-------- EXTRACTED INFORMATION --------
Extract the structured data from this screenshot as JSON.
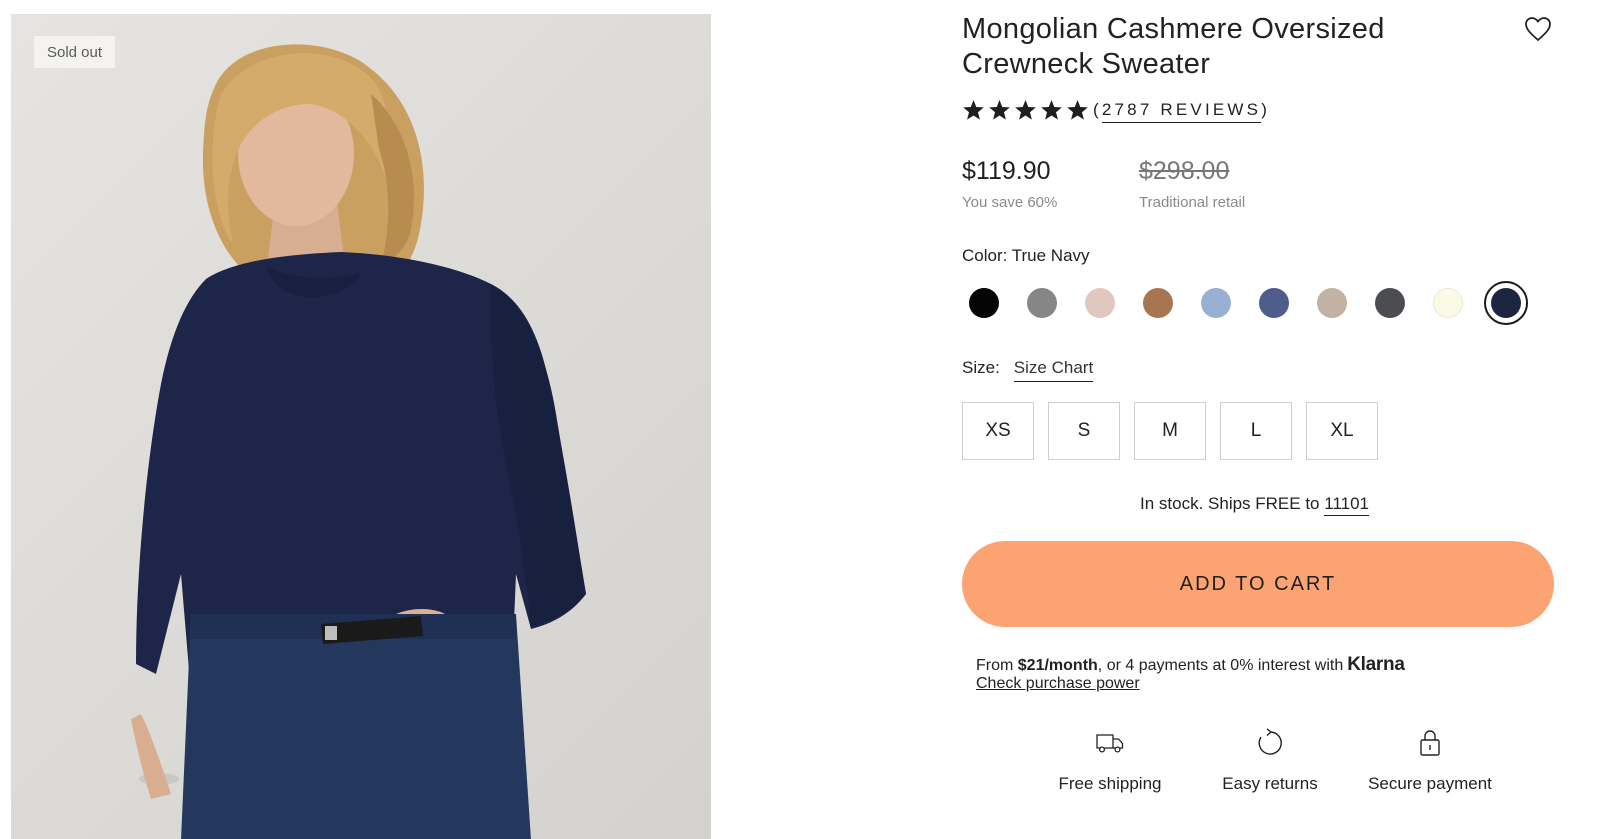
{
  "image": {
    "badge": "Sold out"
  },
  "product": {
    "title": "Mongolian Cashmere Oversized Crewneck Sweater",
    "rating_stars": 5,
    "reviews_open": "(",
    "reviews_label": "2787 REVIEWS",
    "reviews_close": ")"
  },
  "price": {
    "sale": "$119.90",
    "sale_note": "You save 60%",
    "original": "$298.00",
    "original_note": "Traditional retail"
  },
  "color": {
    "label": "Color: True Navy",
    "swatches": [
      {
        "name": "black",
        "hex": "#050505"
      },
      {
        "name": "grey",
        "hex": "#868686"
      },
      {
        "name": "blush",
        "hex": "#e1c8bf"
      },
      {
        "name": "camel",
        "hex": "#a77650"
      },
      {
        "name": "light-blue",
        "hex": "#98b1d3"
      },
      {
        "name": "indigo",
        "hex": "#4f5d8d"
      },
      {
        "name": "oatmeal",
        "hex": "#c2b2a3"
      },
      {
        "name": "charcoal",
        "hex": "#4c4d51"
      },
      {
        "name": "ivory",
        "hex": "#fafae6"
      },
      {
        "name": "true-navy",
        "hex": "#1c2640",
        "selected": true
      }
    ]
  },
  "size": {
    "label": "Size:",
    "chart_link": "Size Chart",
    "options": [
      "XS",
      "S",
      "M",
      "L",
      "XL"
    ]
  },
  "stock": {
    "text": "In stock. Ships FREE to ",
    "zip": "11101"
  },
  "cart": {
    "button_label": "ADD TO CART",
    "accent": "#fca373"
  },
  "klarna": {
    "prefix": "From ",
    "amount": "$21/month",
    "suffix": ", or 4 payments at 0% interest with",
    "brand": "Klarna",
    "link": "Check purchase power"
  },
  "features": [
    {
      "icon": "truck-icon",
      "label": "Free shipping"
    },
    {
      "icon": "returns-icon",
      "label": "Easy returns"
    },
    {
      "icon": "lock-icon",
      "label": "Secure payment"
    }
  ]
}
--------
▶ _EXERCISE_
Find the word "name" and list each line it appears in.

▶ _WRITTEN ANSWER_
        "name": "black",
        "name": "grey",
        "name": "blush",
        "name": "camel",
        "name": "light-blue",
        "name": "indigo",
        "name": "oatmeal",
        "name": "charcoal",
        "name": "ivory",
        "name": "true-navy",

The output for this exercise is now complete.